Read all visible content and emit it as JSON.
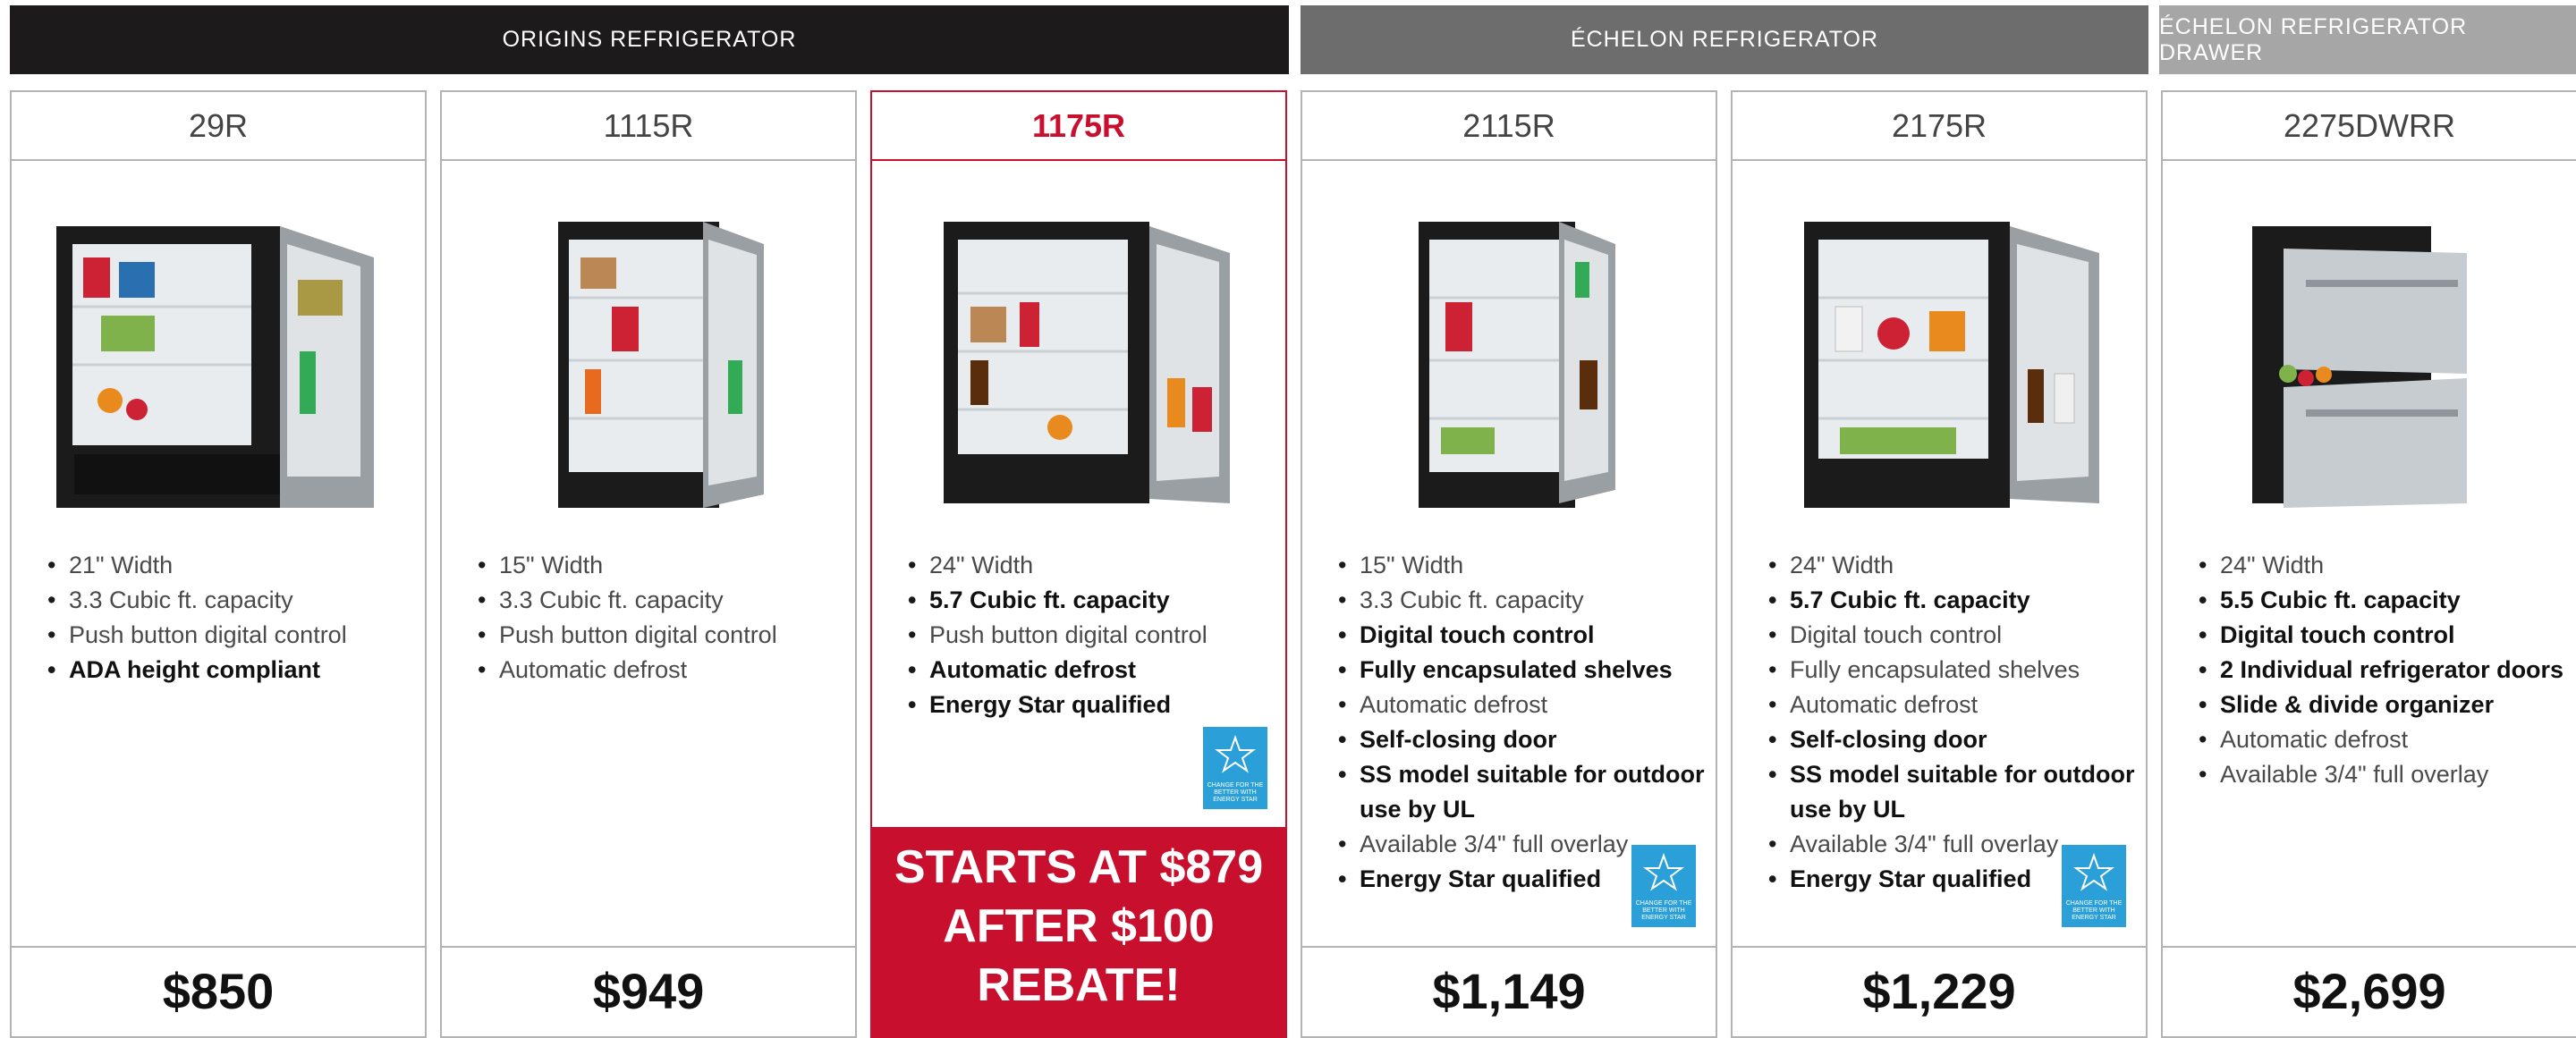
{
  "sections": [
    {
      "title": "ORIGINS REFRIGERATOR"
    },
    {
      "title": "ÉCHELON REFRIGERATOR"
    },
    {
      "title": "ÉCHELON REFRIGERATOR DRAWER"
    }
  ],
  "products": [
    {
      "model": "29R",
      "features": [
        {
          "text": "21\" Width",
          "bold": false
        },
        {
          "text": "3.3 Cubic ft. capacity",
          "bold": false
        },
        {
          "text": "Push button digital control",
          "bold": false
        },
        {
          "text": "ADA height compliant",
          "bold": true
        }
      ],
      "price": "$850"
    },
    {
      "model": "1115R",
      "features": [
        {
          "text": "15\" Width",
          "bold": false
        },
        {
          "text": "3.3 Cubic ft. capacity",
          "bold": false
        },
        {
          "text": "Push button digital control",
          "bold": false
        },
        {
          "text": "Automatic defrost",
          "bold": false
        }
      ],
      "price": "$949"
    },
    {
      "model": "1175R",
      "features": [
        {
          "text": "24\" Width",
          "bold": false
        },
        {
          "text": "5.7 Cubic ft. capacity",
          "bold": true
        },
        {
          "text": "Push button digital control",
          "bold": false
        },
        {
          "text": "Automatic defrost",
          "bold": true
        },
        {
          "text": "Energy Star qualified",
          "bold": true
        }
      ],
      "promo": "STARTS AT $879 AFTER $100 REBATE!"
    },
    {
      "model": "2115R",
      "features": [
        {
          "text": "15\" Width",
          "bold": false
        },
        {
          "text": "3.3 Cubic ft. capacity",
          "bold": false
        },
        {
          "text": "Digital touch control",
          "bold": true
        },
        {
          "text": "Fully encapsulated shelves",
          "bold": true
        },
        {
          "text": "Automatic defrost",
          "bold": false
        },
        {
          "text": "Self-closing door",
          "bold": true
        },
        {
          "text": "SS model suitable for outdoor use by UL",
          "bold": true
        },
        {
          "text": "Available 3/4\" full overlay",
          "bold": false
        },
        {
          "text": "Energy Star qualified",
          "bold": true
        }
      ],
      "price": "$1,149"
    },
    {
      "model": "2175R",
      "features": [
        {
          "text": "24\" Width",
          "bold": false
        },
        {
          "text": "5.7 Cubic ft. capacity",
          "bold": true
        },
        {
          "text": "Digital touch control",
          "bold": false
        },
        {
          "text": "Fully encapsulated shelves",
          "bold": false
        },
        {
          "text": "Automatic defrost",
          "bold": false
        },
        {
          "text": "Self-closing door",
          "bold": true
        },
        {
          "text": "SS model suitable for outdoor use by UL",
          "bold": true
        },
        {
          "text": "Available 3/4\" full overlay",
          "bold": false
        },
        {
          "text": "Energy Star qualified",
          "bold": true
        }
      ],
      "price": "$1,229"
    },
    {
      "model": "2275DWRR",
      "features": [
        {
          "text": "24\" Width",
          "bold": false
        },
        {
          "text": "5.5 Cubic ft. capacity",
          "bold": true
        },
        {
          "text": "Digital touch control",
          "bold": true
        },
        {
          "text": "2 Individual refrigerator doors",
          "bold": true
        },
        {
          "text": "Slide & divide organizer",
          "bold": true
        },
        {
          "text": "Automatic defrost",
          "bold": false
        },
        {
          "text": "Available 3/4\" full overlay",
          "bold": false
        }
      ],
      "price": "$2,699"
    }
  ],
  "energy_star_badge": {
    "icon": "energy-star-icon",
    "text": "CHANGE FOR THE BETTER WITH ENERGY STAR"
  },
  "colors": {
    "origins_header": "#1c1a1a",
    "echelon_header": "#6d6d6d",
    "drawer_header": "#a6a6a6",
    "accent_red": "#c8102e",
    "energy_blue": "#2a9fd8"
  }
}
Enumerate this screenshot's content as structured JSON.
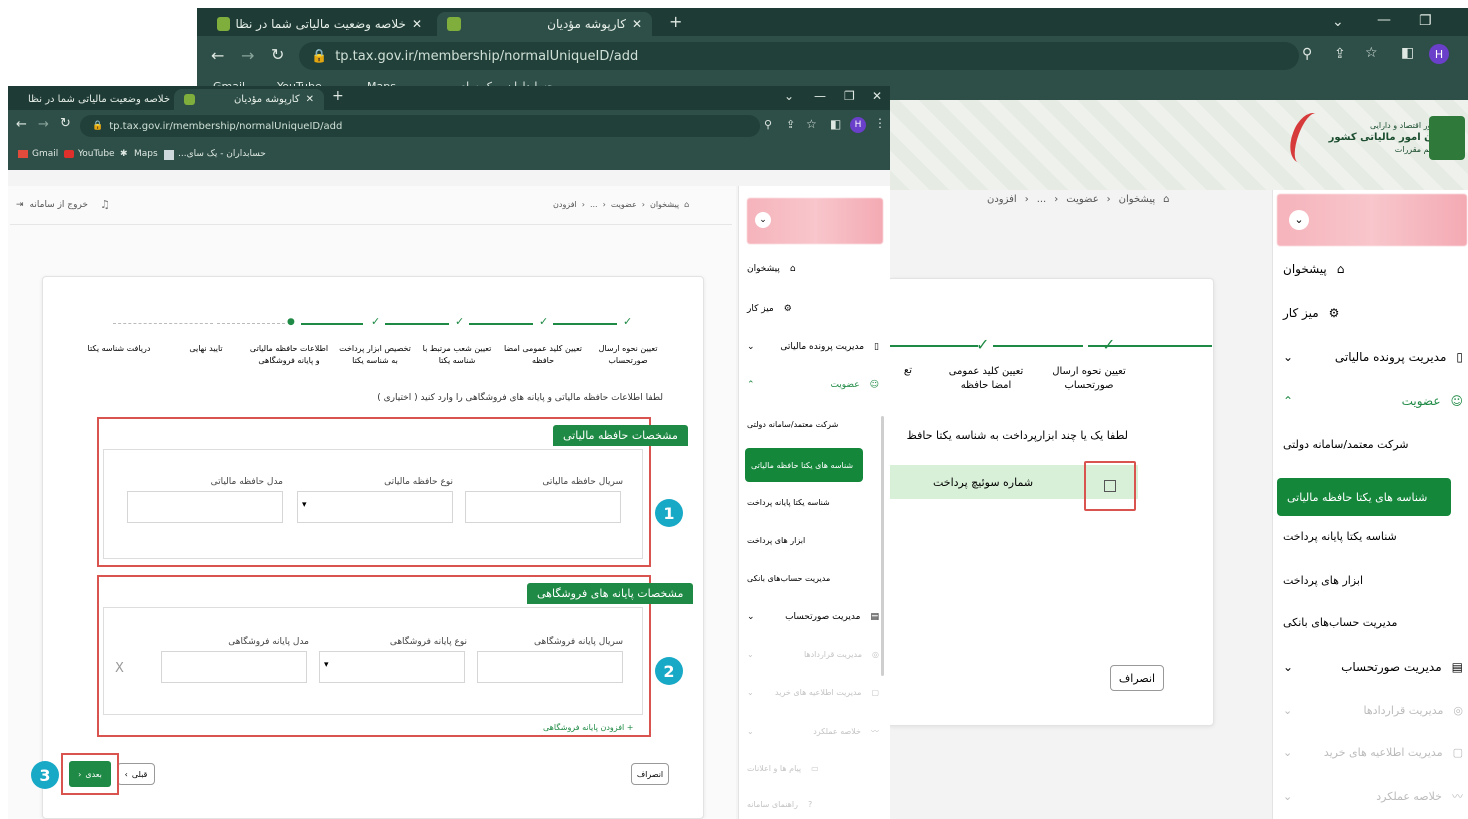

○ ○ ○

**Work to be completed:**
Please write out all the data again word for word, but not the pictures.

**Result for this exercise:**
Read all visible content and emit it as JSON.
{
  "sections": [
    {
      "title": "ORIGINS REFRIGERATOR"
    },
    {
      "title": "ÉCHELON REFRIGERATOR"
    },
    {
      "title": "ÉCHELON REFRIGERATOR DRAWER"
    }
  ],
  "products": [
    {
      "model": "29R",
      "features": [
        {
          "text": "21\" Width",
          "bold": false
        },
        {
          "text": "3.3 Cubic ft. capacity",
          "bold": false
        },
        {
          "text": "Push button digital control",
          "bold": false
        },
        {
          "text": "ADA height compliant",
          "bold": true
        }
      ],
      "price": "$850"
    },
    {
      "model": "1115R",
      "features": [
        {
          "text": "15\" Width",
          "bold": false
        },
        {
          "text": "3.3 Cubic ft. capacity",
          "bold": false
        },
        {
          "text": "Push button digital control",
          "bold": false
        },
        {
          "text": "Automatic defrost",
          "bold": false
        }
      ],
      "price": "$949"
    },
    {
      "model": "1175R",
      "features": [
        {
          "text": "24\" Width",
          "bold": false
        },
        {
          "text": "5.7 Cubic ft. capacity",
          "bold": true
        },
        {
          "text": "Push button digital control",
          "bold": false
        },
        {
          "text": "Automatic defrost",
          "bold": true
        },
        {
          "text": "Energy Star qualified",
          "bold": true
        }
      ],
      "promo": "STARTS AT $879 AFTER $100 REBATE!"
    },
    {
      "model": "2115R",
      "features": [
        {
          "text": "15\" Width",
          "bold": false
        },
        {
          "text": "3.3 Cubic ft. capacity",
          "bold": false
        },
        {
          "text": "Digital touch control",
          "bold": true
        },
        {
          "text": "Fully encapsulated shelves",
          "bold": true
        },
        {
          "text": "Automatic defrost",
          "bold": false
        },
        {
          "text": "Self-closing door",
          "bold": true
        },
        {
          "text": "SS model suitable for outdoor use by UL",
          "bold": true
        },
        {
          "text": "Available 3/4\" full overlay",
          "bold": false
        },
        {
          "text": "Energy Star qualified",
          "bold": true
        }
      ],
      "price": "$1,149"
    },
    {
      "model": "2175R",
      "features": [
        {
          "text": "24\" Width",
          "bold": false
        },
        {
          "text": "5.7 Cubic ft. capacity",
          "bold": true
        },
        {
          "text": "Digital touch control",
          "bold": false
        },
        {
          "text": "Fully encapsulated shelves",
          "bold": false
        },
        {
          "text": "Automatic defrost",
          "bold": false
        },
        {
          "text": "Self-closing door",
          "bold": true
        },
        {
          "text": "SS model suitable for outdoor use by UL",
          "bold": true
        },
        {
          "text": "Available 3/4\" full overlay",
          "bold": false
        },
        {
          "text": "Energy Star qualified",
          "bold": true
        }
      ],
      "price": "$1,229"
    },
    {
      "model": "2275DWRR",
      "features": [
        {
          "text": "24\" Width",
          "bold": false
        },
        {
          "text": "5.5 Cubic ft. capacity",
          "bold": true
        },
        {
          "text": "Digital touch control",
          "bold": true
        },
        {
          "text": "2 Individual refrigerator doors",
          "bold": true
        },
        {
          "text": "Slide & divide organizer",
          "bold": true
        },
        {
          "text": "Automatic defrost",
          "bold": false
        },
        {
          "text": "Available 3/4\" full overlay",
          "bold": false
        }
      ],
      "price": "$2,699"
    }
  ],
  "energy_star_badge": {
    "icon": "energy-star-icon",
    "text": "CHANGE FOR THE BETTER WITH ENERGY STAR"
  },
  "colors": {
    "origins_header": "#1c1a1a",
    "echelon_header": "#6d6d6d",
    "drawer_header": "#a6a6a6",
    "accent_red": "#c8102e",
    "energy_blue": "#2a9fd8"
  }
}
Enumerate this screenshot's content as structured JSON.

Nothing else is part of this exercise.